__GIVEN PROBLEM__
Check each line of the records below and collect those holding "Australia".
▼
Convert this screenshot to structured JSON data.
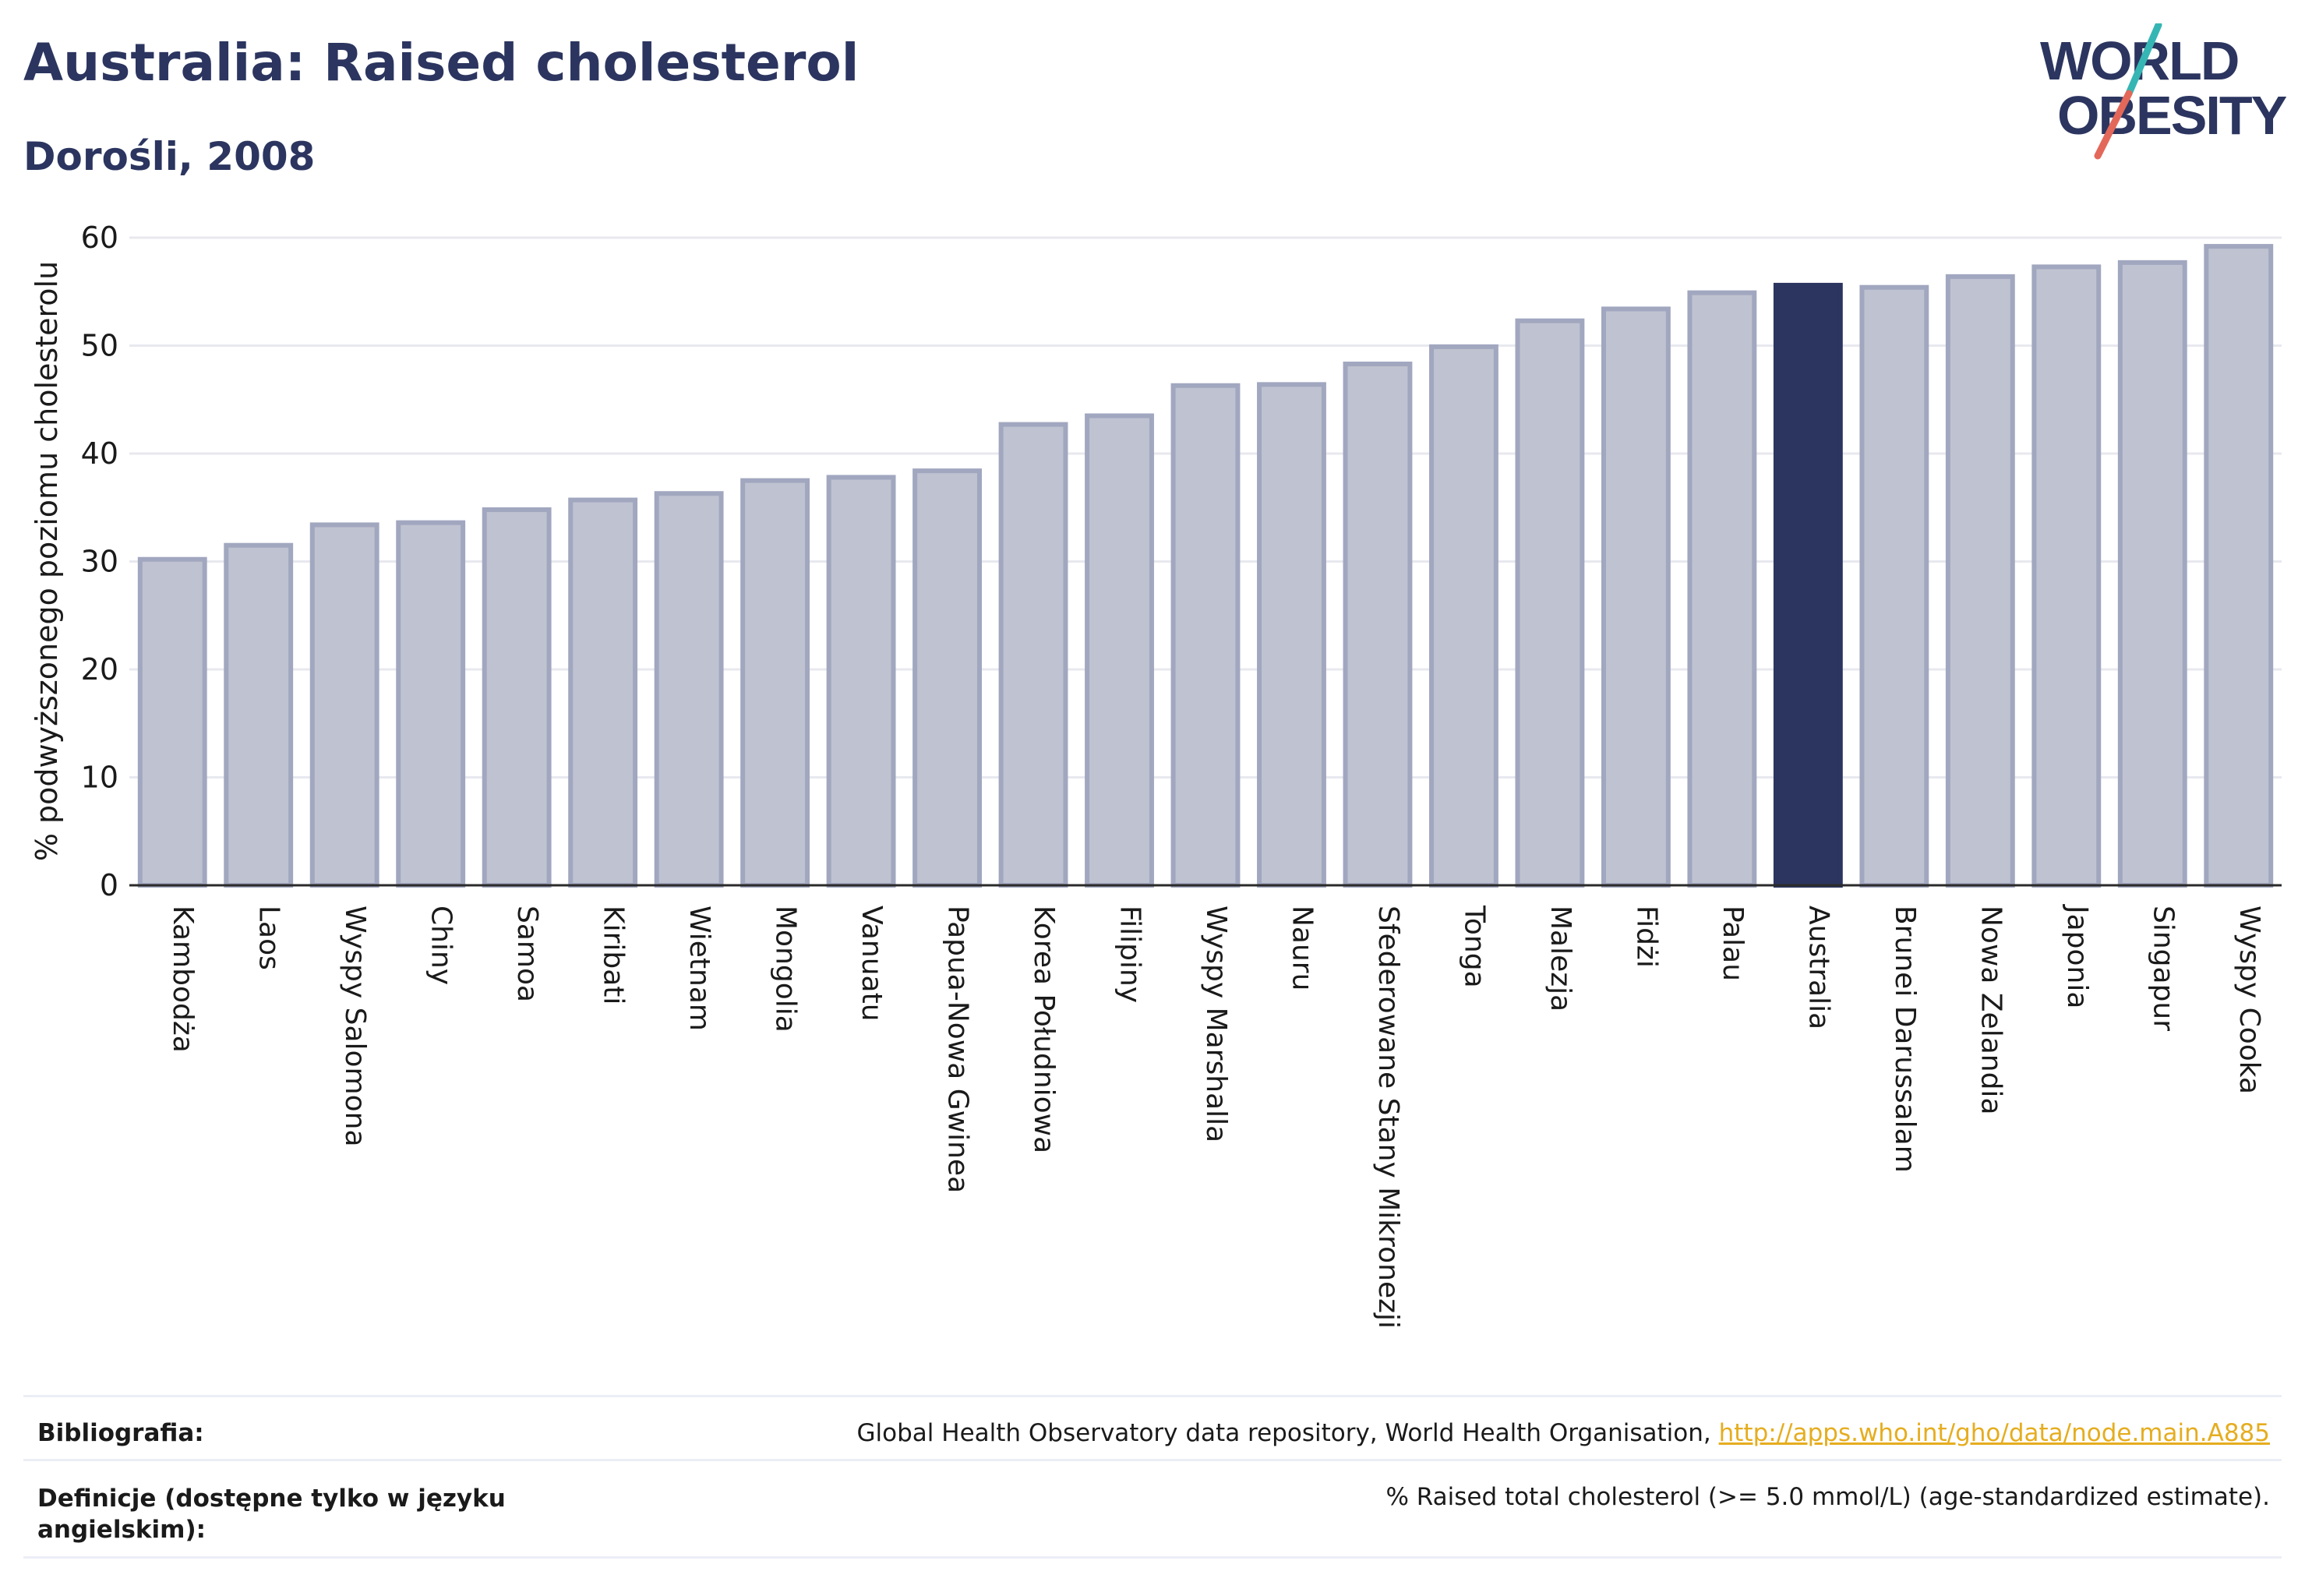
{
  "header": {
    "title": "Australia: Raised cholesterol",
    "subtitle": "Dorośli, 2008"
  },
  "logo": {
    "line1": "WORLD",
    "line2": "OBESITY",
    "colors": {
      "text": "#2b355f",
      "slash_top": "#35b6b4",
      "slash_bottom": "#e3685a"
    }
  },
  "chart_data": {
    "type": "bar",
    "ylabel": "% podwyższonego poziomu cholesterolu",
    "xlabel": "",
    "ylim": [
      0,
      60
    ],
    "yticks": [
      0,
      10,
      20,
      30,
      40,
      50,
      60
    ],
    "grid": true,
    "highlight": "Australia",
    "colors": {
      "bar": "#bfc2d0",
      "bar_border": "#a1a7bf",
      "highlight": "#2b355f"
    },
    "categories": [
      "Kambodża",
      "Laos",
      "Wyspy Salomona",
      "Chiny",
      "Samoa",
      "Kiribati",
      "Wietnam",
      "Mongolia",
      "Vanuatu",
      "Papua-Nowa Gwinea",
      "Korea Południowa",
      "Filipiny",
      "Wyspy Marshalla",
      "Nauru",
      "Sfederowane Stany Mikronezji",
      "Tonga",
      "Malezja",
      "Fidżi",
      "Palau",
      "Australia",
      "Brunei Darussalam",
      "Nowa Zelandia",
      "Japonia",
      "Singapur",
      "Wyspy Cooka"
    ],
    "values": [
      30.2,
      31.5,
      33.4,
      33.6,
      34.8,
      35.7,
      36.3,
      37.5,
      37.8,
      38.4,
      42.7,
      43.5,
      46.3,
      46.4,
      48.3,
      49.9,
      52.3,
      53.4,
      54.9,
      55.6,
      55.4,
      56.4,
      57.3,
      57.7,
      59.2
    ]
  },
  "footer": {
    "bibliography_label": "Bibliografia:",
    "bibliography_text": "Global Health Observatory data repository, World Health Organisation, ",
    "bibliography_link": "http://apps.who.int/gho/data/node.main.A885",
    "definitions_label_1": "Definicje (dostępne tylko w języku",
    "definitions_label_2": "angielskim):",
    "definitions_text": "% Raised total cholesterol (>= 5.0 mmol/L) (age-standardized estimate)."
  }
}
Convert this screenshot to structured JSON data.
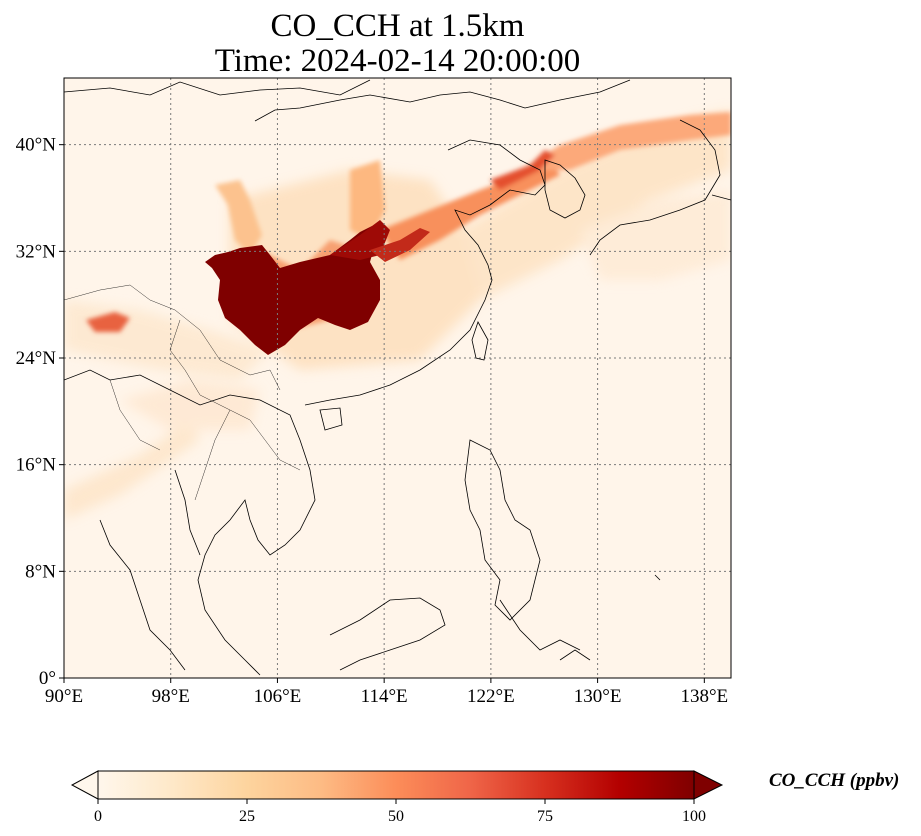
{
  "title": {
    "line1": "CO_CCH at 1.5km",
    "line2": "Time: 2024-02-14 20:00:00"
  },
  "map": {
    "projection": "PlateCarree",
    "lon_range": [
      90,
      140
    ],
    "lat_range": [
      0,
      45
    ],
    "lon_ticks": [
      "90°E",
      "98°E",
      "106°E",
      "114°E",
      "122°E",
      "130°E",
      "138°E"
    ],
    "lon_tick_values": [
      90,
      98,
      106,
      114,
      122,
      130,
      138
    ],
    "lat_ticks": [
      "0°",
      "8°N",
      "16°N",
      "24°N",
      "32°N",
      "40°N"
    ],
    "lat_tick_values": [
      0,
      8,
      16,
      24,
      32,
      40
    ],
    "gridlines": true,
    "gridline_style": "dotted",
    "features": [
      "coastlines",
      "country borders"
    ],
    "colormap": "OrRd",
    "field_description": "CO concentration high over Sichuan Basin and central China (>100 ppbv), plume extending northeast over Yellow Sea toward Korea and Japan; low background over South China Sea"
  },
  "colorbar": {
    "label": "CO_CCH (ppbv)",
    "min": 0,
    "max": 100,
    "ticks": [
      "0",
      "25",
      "50",
      "75",
      "100"
    ],
    "tick_values": [
      0,
      25,
      50,
      75,
      100
    ],
    "extend": "both",
    "colors": [
      "#fff7ec",
      "#fee8c8",
      "#fdd49e",
      "#fdbb84",
      "#fc8d59",
      "#ef6548",
      "#d7301f",
      "#b30000",
      "#7f0000"
    ]
  }
}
▲
__REPLY TO THE EXERCISE__
    "title": "Australia: Raised cholesterol",
    "highlight": "Australia",
      "Australia",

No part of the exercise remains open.